» WHAT IS ASKED:
Below are the records; collect from them each line containing the string "JSON".

------ RECORDS TO PROCESS ------

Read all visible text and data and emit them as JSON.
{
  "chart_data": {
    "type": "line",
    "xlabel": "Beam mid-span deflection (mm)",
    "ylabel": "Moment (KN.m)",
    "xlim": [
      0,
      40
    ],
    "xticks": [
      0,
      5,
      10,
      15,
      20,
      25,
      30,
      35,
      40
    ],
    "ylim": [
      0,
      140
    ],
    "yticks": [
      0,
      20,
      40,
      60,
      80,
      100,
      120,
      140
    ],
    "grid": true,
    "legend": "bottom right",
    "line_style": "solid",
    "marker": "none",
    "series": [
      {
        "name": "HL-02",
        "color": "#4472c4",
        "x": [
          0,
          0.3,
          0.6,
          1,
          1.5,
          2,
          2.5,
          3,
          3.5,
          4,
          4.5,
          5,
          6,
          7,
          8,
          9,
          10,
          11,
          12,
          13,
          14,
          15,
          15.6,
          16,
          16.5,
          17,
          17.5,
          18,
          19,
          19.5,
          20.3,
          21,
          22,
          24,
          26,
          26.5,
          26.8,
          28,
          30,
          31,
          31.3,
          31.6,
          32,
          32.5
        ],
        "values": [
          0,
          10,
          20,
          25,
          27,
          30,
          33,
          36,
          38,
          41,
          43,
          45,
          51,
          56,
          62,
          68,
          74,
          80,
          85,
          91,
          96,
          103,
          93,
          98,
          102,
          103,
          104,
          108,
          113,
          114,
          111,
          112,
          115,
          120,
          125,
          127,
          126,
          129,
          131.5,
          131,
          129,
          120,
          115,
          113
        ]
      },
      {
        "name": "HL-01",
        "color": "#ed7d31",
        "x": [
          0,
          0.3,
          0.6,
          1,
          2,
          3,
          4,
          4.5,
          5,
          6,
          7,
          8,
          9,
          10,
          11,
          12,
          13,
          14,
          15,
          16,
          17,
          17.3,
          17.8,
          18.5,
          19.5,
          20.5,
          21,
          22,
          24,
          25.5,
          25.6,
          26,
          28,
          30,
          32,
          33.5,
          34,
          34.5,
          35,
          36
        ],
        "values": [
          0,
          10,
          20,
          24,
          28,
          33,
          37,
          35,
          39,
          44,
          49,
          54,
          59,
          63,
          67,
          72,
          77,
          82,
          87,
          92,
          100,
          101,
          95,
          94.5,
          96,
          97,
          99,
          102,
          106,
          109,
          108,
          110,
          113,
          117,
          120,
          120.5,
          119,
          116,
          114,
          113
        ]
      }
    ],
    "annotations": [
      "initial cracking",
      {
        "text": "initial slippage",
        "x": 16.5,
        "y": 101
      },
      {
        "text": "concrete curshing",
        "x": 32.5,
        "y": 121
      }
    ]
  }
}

------
------ RECORDS TO PROCESS ------

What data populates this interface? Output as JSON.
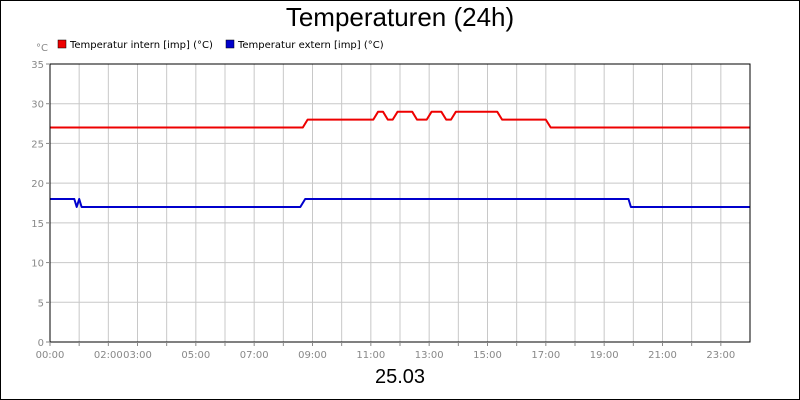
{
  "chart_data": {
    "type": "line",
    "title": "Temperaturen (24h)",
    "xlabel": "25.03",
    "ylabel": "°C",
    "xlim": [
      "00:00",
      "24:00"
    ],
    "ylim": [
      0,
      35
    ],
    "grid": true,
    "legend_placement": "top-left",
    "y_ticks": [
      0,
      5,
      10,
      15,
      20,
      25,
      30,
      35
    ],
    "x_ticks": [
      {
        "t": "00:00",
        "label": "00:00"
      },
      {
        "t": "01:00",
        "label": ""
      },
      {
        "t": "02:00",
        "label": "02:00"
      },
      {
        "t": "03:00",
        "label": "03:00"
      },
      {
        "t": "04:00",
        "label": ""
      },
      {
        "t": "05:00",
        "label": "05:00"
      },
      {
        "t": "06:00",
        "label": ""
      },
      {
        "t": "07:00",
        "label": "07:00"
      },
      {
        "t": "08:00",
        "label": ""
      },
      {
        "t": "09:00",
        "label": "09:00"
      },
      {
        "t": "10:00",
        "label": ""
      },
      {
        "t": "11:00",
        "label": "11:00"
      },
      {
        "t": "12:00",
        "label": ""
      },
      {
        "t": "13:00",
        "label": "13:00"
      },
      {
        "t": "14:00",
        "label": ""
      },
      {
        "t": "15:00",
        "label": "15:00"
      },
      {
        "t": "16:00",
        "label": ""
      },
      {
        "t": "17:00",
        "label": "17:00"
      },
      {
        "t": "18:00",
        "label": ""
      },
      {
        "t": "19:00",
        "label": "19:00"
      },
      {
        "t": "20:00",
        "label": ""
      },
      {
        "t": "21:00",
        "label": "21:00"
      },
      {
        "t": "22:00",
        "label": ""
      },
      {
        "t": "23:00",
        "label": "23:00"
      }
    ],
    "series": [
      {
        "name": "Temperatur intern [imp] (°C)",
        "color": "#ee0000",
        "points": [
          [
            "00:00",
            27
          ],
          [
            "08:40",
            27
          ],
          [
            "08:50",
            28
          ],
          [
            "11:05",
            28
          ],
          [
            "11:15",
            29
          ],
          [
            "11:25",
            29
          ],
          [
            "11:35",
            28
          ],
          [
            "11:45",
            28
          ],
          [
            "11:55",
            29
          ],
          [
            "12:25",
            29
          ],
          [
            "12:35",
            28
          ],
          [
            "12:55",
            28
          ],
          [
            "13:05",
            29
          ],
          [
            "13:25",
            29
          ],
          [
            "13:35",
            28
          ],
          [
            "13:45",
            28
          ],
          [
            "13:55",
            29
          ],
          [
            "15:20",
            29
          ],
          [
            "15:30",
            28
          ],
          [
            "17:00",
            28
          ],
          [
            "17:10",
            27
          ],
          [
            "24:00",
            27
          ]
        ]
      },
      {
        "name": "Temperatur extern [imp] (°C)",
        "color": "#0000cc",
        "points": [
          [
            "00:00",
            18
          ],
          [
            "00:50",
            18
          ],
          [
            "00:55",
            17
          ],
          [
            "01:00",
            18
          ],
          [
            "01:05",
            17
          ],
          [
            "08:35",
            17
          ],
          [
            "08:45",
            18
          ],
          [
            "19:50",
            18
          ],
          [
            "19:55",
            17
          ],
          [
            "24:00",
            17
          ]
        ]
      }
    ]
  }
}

------
------ RECORDS TO PROCESS ------

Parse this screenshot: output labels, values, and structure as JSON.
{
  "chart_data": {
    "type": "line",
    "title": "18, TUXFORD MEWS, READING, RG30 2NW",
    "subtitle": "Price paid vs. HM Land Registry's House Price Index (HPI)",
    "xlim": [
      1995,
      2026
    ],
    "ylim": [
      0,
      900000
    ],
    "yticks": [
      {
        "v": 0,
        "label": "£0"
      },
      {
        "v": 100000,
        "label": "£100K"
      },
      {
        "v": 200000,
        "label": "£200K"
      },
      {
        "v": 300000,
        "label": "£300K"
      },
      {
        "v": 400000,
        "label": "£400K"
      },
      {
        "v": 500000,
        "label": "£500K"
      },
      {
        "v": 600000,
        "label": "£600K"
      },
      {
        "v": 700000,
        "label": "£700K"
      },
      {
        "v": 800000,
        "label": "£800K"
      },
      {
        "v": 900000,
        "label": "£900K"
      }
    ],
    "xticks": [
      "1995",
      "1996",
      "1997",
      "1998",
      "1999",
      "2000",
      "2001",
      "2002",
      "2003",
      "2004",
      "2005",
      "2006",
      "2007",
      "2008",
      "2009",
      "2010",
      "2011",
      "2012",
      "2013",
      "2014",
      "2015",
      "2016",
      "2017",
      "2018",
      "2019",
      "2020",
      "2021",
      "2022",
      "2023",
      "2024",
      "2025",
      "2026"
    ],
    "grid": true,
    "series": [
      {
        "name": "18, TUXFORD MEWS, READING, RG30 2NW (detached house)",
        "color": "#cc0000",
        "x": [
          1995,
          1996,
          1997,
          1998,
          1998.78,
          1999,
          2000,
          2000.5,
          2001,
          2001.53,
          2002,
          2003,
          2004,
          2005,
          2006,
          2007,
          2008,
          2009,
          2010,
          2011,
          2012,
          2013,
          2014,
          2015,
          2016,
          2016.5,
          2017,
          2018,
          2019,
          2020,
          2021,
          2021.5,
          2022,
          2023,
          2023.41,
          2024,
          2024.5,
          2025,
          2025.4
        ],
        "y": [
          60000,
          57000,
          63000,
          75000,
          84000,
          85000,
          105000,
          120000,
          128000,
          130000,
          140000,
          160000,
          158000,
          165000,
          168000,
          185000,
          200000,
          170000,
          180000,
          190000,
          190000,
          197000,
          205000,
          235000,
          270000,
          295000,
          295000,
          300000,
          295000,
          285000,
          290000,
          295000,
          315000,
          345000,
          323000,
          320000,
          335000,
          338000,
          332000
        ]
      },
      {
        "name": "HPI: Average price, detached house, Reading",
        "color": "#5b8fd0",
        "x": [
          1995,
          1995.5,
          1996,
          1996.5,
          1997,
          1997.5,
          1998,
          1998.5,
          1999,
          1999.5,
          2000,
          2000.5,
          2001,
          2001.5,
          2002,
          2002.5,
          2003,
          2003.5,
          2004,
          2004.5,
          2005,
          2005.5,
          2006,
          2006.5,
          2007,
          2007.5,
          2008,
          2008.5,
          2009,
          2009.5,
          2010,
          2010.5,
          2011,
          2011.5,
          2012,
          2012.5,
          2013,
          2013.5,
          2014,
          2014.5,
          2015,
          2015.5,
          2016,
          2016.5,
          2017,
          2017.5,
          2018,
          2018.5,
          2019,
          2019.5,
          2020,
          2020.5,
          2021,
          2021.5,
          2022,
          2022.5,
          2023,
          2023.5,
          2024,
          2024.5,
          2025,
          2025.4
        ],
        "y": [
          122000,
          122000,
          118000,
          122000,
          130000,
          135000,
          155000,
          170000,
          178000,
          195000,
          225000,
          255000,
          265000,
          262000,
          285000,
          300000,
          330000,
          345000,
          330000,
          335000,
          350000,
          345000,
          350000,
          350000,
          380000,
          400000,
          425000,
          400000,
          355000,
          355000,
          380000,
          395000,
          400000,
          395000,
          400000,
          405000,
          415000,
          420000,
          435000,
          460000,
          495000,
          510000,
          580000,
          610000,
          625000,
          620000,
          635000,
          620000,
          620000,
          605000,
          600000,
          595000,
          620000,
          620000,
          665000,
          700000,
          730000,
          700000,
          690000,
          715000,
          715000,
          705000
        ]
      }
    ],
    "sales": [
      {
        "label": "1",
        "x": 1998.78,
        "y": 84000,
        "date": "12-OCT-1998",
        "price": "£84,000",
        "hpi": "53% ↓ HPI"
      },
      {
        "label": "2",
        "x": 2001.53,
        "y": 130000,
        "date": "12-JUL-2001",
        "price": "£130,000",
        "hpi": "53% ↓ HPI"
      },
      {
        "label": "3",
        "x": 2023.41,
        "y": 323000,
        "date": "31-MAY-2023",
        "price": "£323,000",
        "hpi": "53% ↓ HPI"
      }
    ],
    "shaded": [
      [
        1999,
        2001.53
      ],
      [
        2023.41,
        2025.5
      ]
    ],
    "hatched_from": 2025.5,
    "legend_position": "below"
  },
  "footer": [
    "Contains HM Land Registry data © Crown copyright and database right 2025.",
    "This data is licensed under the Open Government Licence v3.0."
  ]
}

------

» RESULT FOR THIS TASK:
Read all visible text and data and emit them as JSON.
What data populates this interface? Output as JSON.
Parse this screenshot: output labels, values, and structure as JSON.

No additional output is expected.